» **Task description**
Convert the records into a JSON list of strings, one string per line, leaving out blank lines. Cover only the lines starting with the line containing "Text: PST: PST bbox=[756, 45, 774, 55]" and going on through the end of the records.

-- Exercise input start --

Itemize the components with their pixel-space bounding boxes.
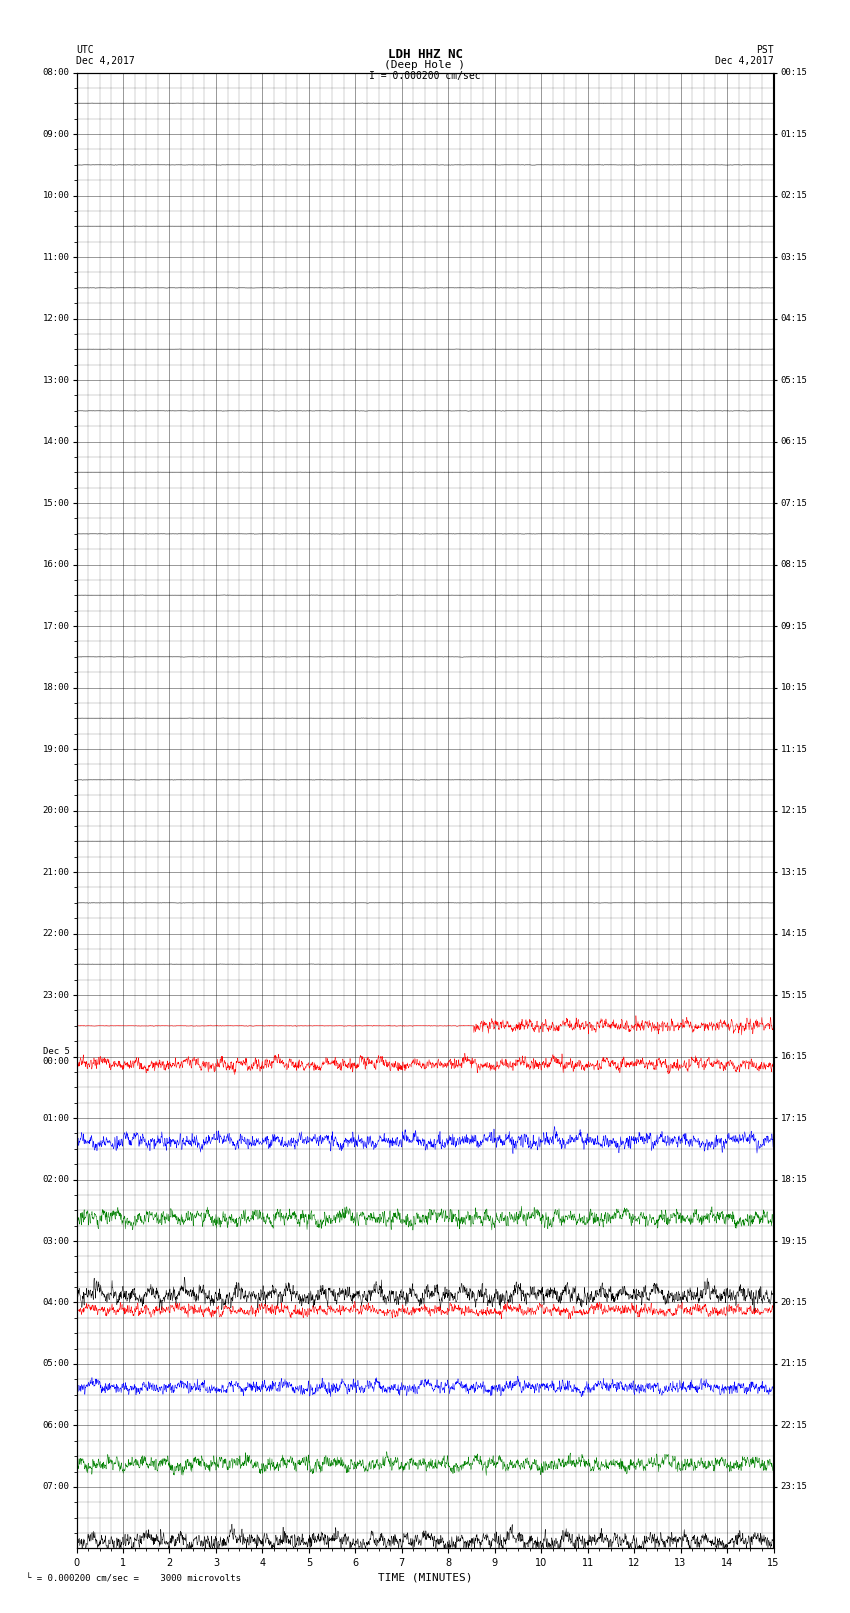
Text: PST: PST bbox=[756, 45, 774, 55]
Text: Dec 4,2017: Dec 4,2017 bbox=[76, 56, 135, 66]
X-axis label: TIME (MINUTES): TIME (MINUTES) bbox=[377, 1573, 473, 1582]
Text: └ = 0.000200 cm/sec =    3000 microvolts: └ = 0.000200 cm/sec = 3000 microvolts bbox=[26, 1574, 241, 1584]
Text: UTC: UTC bbox=[76, 45, 94, 55]
Text: I = 0.000200 cm/sec: I = 0.000200 cm/sec bbox=[369, 71, 481, 81]
Text: (Deep Hole ): (Deep Hole ) bbox=[384, 60, 466, 69]
Text: LDH HHZ NC: LDH HHZ NC bbox=[388, 48, 462, 61]
Text: Dec 4,2017: Dec 4,2017 bbox=[715, 56, 774, 66]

-- Exercise input end --

» **Problem solution**
[
  "Text: PST: PST bbox=[756, 45, 774, 55]",
  "Text: Dec 4,2017: Dec 4,2017 bbox=[76, 56, 135, 66]",
  "X-axis label: TIME (MINUTES): TIME (MINUTES) bbox=[377, 1573, 473, 1582]",
  "Text: └ = 0.000200 cm/sec =    3000 microvolts: └ = 0.000200 cm/sec = 3000 microvolts bbox=[26, 1574, 241, 1584]",
  "Text: UTC: UTC bbox=[76, 45, 94, 55]",
  "Text: I = 0.000200 cm/sec: I = 0.000200 cm/sec bbox=[369, 71, 481, 81]",
  "Text: (Deep Hole ): (Deep Hole ) bbox=[384, 60, 466, 69]",
  "Text: LDH HHZ NC: LDH HHZ NC bbox=[388, 48, 462, 61]",
  "Text: Dec 4,2017: Dec 4,2017 bbox=[715, 56, 774, 66]"
]